Stored data entries:
--- start ---
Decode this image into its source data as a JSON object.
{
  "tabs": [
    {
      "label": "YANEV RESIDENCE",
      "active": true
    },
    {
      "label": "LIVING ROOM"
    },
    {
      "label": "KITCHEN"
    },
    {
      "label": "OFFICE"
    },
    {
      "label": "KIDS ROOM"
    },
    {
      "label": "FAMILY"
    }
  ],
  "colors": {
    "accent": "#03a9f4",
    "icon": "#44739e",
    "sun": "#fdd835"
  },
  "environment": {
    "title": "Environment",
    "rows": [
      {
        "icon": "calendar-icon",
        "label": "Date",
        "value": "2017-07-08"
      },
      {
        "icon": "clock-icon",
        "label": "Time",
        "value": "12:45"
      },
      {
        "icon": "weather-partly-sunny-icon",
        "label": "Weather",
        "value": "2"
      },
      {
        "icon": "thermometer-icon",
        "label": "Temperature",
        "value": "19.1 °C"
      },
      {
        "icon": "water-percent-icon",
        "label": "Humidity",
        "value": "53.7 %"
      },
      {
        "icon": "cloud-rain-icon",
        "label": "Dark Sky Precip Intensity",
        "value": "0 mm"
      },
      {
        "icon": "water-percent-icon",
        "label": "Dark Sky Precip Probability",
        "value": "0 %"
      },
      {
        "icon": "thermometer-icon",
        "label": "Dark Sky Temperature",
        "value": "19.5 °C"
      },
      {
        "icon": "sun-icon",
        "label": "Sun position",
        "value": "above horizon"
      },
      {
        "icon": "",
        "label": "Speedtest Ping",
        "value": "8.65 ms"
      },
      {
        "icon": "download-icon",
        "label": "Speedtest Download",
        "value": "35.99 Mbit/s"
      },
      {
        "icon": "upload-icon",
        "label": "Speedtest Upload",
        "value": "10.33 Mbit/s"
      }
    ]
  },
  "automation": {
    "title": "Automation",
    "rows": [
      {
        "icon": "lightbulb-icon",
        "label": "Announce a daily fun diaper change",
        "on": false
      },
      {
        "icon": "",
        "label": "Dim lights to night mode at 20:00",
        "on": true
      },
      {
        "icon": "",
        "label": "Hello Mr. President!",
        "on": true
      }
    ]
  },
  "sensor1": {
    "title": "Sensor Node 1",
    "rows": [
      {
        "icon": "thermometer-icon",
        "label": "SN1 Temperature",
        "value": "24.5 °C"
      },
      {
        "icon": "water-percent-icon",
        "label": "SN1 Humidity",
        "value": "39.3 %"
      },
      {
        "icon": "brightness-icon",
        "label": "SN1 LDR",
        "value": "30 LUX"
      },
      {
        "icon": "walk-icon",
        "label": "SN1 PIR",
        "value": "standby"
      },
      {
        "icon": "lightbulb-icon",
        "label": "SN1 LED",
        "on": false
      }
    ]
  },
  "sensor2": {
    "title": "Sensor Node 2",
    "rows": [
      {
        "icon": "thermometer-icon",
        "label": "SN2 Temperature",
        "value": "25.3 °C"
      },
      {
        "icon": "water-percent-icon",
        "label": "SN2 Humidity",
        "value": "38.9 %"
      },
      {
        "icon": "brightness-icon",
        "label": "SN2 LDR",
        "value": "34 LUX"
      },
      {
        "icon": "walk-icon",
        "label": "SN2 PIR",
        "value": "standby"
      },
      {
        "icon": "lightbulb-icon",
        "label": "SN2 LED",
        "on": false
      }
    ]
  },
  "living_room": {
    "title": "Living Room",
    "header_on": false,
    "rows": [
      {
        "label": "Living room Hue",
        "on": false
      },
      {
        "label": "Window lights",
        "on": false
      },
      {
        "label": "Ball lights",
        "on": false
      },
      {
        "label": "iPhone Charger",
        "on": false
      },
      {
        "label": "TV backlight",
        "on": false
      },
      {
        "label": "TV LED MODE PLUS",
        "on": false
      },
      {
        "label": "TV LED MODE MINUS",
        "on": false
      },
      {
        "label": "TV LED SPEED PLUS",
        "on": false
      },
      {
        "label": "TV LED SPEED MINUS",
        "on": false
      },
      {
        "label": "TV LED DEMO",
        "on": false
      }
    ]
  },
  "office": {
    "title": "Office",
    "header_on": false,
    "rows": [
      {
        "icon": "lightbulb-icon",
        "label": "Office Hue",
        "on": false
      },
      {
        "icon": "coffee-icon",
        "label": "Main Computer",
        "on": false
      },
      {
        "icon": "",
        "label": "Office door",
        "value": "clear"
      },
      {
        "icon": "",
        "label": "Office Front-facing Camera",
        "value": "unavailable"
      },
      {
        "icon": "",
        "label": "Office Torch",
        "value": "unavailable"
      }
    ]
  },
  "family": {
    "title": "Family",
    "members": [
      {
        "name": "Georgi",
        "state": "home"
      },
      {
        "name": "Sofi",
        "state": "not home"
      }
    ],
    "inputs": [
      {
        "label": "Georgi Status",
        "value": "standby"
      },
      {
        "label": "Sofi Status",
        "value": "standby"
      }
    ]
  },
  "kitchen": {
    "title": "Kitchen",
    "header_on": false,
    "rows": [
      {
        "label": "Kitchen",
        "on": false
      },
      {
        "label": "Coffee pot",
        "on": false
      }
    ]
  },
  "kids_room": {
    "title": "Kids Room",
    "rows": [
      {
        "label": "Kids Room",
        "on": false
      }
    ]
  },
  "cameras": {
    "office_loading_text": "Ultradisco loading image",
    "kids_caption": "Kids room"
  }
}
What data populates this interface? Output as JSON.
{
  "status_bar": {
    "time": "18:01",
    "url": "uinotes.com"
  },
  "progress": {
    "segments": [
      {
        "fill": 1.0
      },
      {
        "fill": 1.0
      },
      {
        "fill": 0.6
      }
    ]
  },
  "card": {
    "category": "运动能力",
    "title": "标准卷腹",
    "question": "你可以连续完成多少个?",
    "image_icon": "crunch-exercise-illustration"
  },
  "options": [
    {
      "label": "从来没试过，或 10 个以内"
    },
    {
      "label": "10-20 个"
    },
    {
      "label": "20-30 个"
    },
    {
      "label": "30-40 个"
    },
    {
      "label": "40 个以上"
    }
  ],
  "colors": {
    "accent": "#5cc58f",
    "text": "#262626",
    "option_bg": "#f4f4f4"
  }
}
--- end ---
Transcribe the whole listing exactly.

Decode this image into its source data as a JSON object.
{
  "tabs": [
    {
      "label": "YANEV RESIDENCE",
      "active": true
    },
    {
      "label": "LIVING ROOM"
    },
    {
      "label": "KITCHEN"
    },
    {
      "label": "OFFICE"
    },
    {
      "label": "KIDS ROOM"
    },
    {
      "label": "FAMILY"
    }
  ],
  "colors": {
    "accent": "#03a9f4",
    "icon": "#44739e",
    "sun": "#fdd835"
  },
  "environment": {
    "title": "Environment",
    "rows": [
      {
        "icon": "calendar-icon",
        "label": "Date",
        "value": "2017-07-08"
      },
      {
        "icon": "clock-icon",
        "label": "Time",
        "value": "12:45"
      },
      {
        "icon": "weather-partly-sunny-icon",
        "label": "Weather",
        "value": "2"
      },
      {
        "icon": "thermometer-icon",
        "label": "Temperature",
        "value": "19.1 °C"
      },
      {
        "icon": "water-percent-icon",
        "label": "Humidity",
        "value": "53.7 %"
      },
      {
        "icon": "cloud-rain-icon",
        "label": "Dark Sky Precip Intensity",
        "value": "0 mm"
      },
      {
        "icon": "water-percent-icon",
        "label": "Dark Sky Precip Probability",
        "value": "0 %"
      },
      {
        "icon": "thermometer-icon",
        "label": "Dark Sky Temperature",
        "value": "19.5 °C"
      },
      {
        "icon": "sun-icon",
        "label": "Sun position",
        "value": "above horizon"
      },
      {
        "icon": "",
        "label": "Speedtest Ping",
        "value": "8.65 ms"
      },
      {
        "icon": "download-icon",
        "label": "Speedtest Download",
        "value": "35.99 Mbit/s"
      },
      {
        "icon": "upload-icon",
        "label": "Speedtest Upload",
        "value": "10.33 Mbit/s"
      }
    ]
  },
  "automation": {
    "title": "Automation",
    "rows": [
      {
        "icon": "lightbulb-icon",
        "label": "Announce a daily fun diaper change",
        "on": false
      },
      {
        "icon": "",
        "label": "Dim lights to night mode at 20:00",
        "on": true
      },
      {
        "icon": "",
        "label": "Hello Mr. President!",
        "on": true
      }
    ]
  },
  "sensor1": {
    "title": "Sensor Node 1",
    "rows": [
      {
        "icon": "thermometer-icon",
        "label": "SN1 Temperature",
        "value": "24.5 °C"
      },
      {
        "icon": "water-percent-icon",
        "label": "SN1 Humidity",
        "value": "39.3 %"
      },
      {
        "icon": "brightness-icon",
        "label": "SN1 LDR",
        "value": "30 LUX"
      },
      {
        "icon": "walk-icon",
        "label": "SN1 PIR",
        "value": "standby"
      },
      {
        "icon": "lightbulb-icon",
        "label": "SN1 LED",
        "on": false
      }
    ]
  },
  "sensor2": {
    "title": "Sensor Node 2",
    "rows": [
      {
        "icon": "thermometer-icon",
        "label": "SN2 Temperature",
        "value": "25.3 °C"
      },
      {
        "icon": "water-percent-icon",
        "label": "SN2 Humidity",
        "value": "38.9 %"
      },
      {
        "icon": "brightness-icon",
        "label": "SN2 LDR",
        "value": "34 LUX"
      },
      {
        "icon": "walk-icon",
        "label": "SN2 PIR",
        "value": "standby"
      },
      {
        "icon": "lightbulb-icon",
        "label": "SN2 LED",
        "on": false
      }
    ]
  },
  "living_room": {
    "title": "Living Room",
    "header_on": false,
    "rows": [
      {
        "label": "Living room Hue",
        "on": false
      },
      {
        "label": "Window lights",
        "on": false
      },
      {
        "label": "Ball lights",
        "on": false
      },
      {
        "label": "iPhone Charger",
        "on": false
      },
      {
        "label": "TV backlight",
        "on": false
      },
      {
        "label": "TV LED MODE PLUS",
        "on": false
      },
      {
        "label": "TV LED MODE MINUS",
        "on": false
      },
      {
        "label": "TV LED SPEED PLUS",
        "on": false
      },
      {
        "label": "TV LED SPEED MINUS",
        "on": false
      },
      {
        "label": "TV LED DEMO",
        "on": false
      }
    ]
  },
  "office": {
    "title": "Office",
    "header_on": false,
    "rows": [
      {
        "icon": "lightbulb-icon",
        "label": "Office Hue",
        "on": false
      },
      {
        "icon": "coffee-icon",
        "label": "Main Computer",
        "on": false
      },
      {
        "icon": "",
        "label": "Office door",
        "value": "clear"
      },
      {
        "icon": "",
        "label": "Office Front-facing Camera",
        "value": "unavailable"
      },
      {
        "icon": "",
        "label": "Office Torch",
        "value": "unavailable"
      }
    ]
  },
  "family": {
    "title": "Family",
    "members": [
      {
        "name": "Georgi",
        "state": "home"
      },
      {
        "name": "Sofi",
        "state": "not home"
      }
    ],
    "inputs": [
      {
        "label": "Georgi Status",
        "value": "standby"
      },
      {
        "label": "Sofi Status",
        "value": "standby"
      }
    ]
  },
  "kitchen": {
    "title": "Kitchen",
    "header_on": false,
    "rows": [
      {
        "label": "Kitchen",
        "on": false
      },
      {
        "label": "Coffee pot",
        "on": false
      }
    ]
  },
  "kids_room": {
    "title": "Kids Room",
    "rows": [
      {
        "label": "Kids Room",
        "on": false
      }
    ]
  },
  "cameras": {
    "office_loading_text": "Ultradisco loading image",
    "kids_caption": "Kids room"
  }
}
What data populates this interface? Output as JSON.
{
  "status_bar": {
    "time": "18:01",
    "url": "uinotes.com"
  },
  "progress": {
    "segments": [
      {
        "fill": 1.0
      },
      {
        "fill": 1.0
      },
      {
        "fill": 0.6
      }
    ]
  },
  "card": {
    "category": "运动能力",
    "title": "标准卷腹",
    "question": "你可以连续完成多少个?",
    "image_icon": "crunch-exercise-illustration"
  },
  "options": [
    {
      "label": "从来没试过，或 10 个以内"
    },
    {
      "label": "10-20 个"
    },
    {
      "label": "20-30 个"
    },
    {
      "label": "30-40 个"
    },
    {
      "label": "40 个以上"
    }
  ],
  "colors": {
    "accent": "#5cc58f",
    "text": "#262626",
    "option_bg": "#f4f4f4"
  }
}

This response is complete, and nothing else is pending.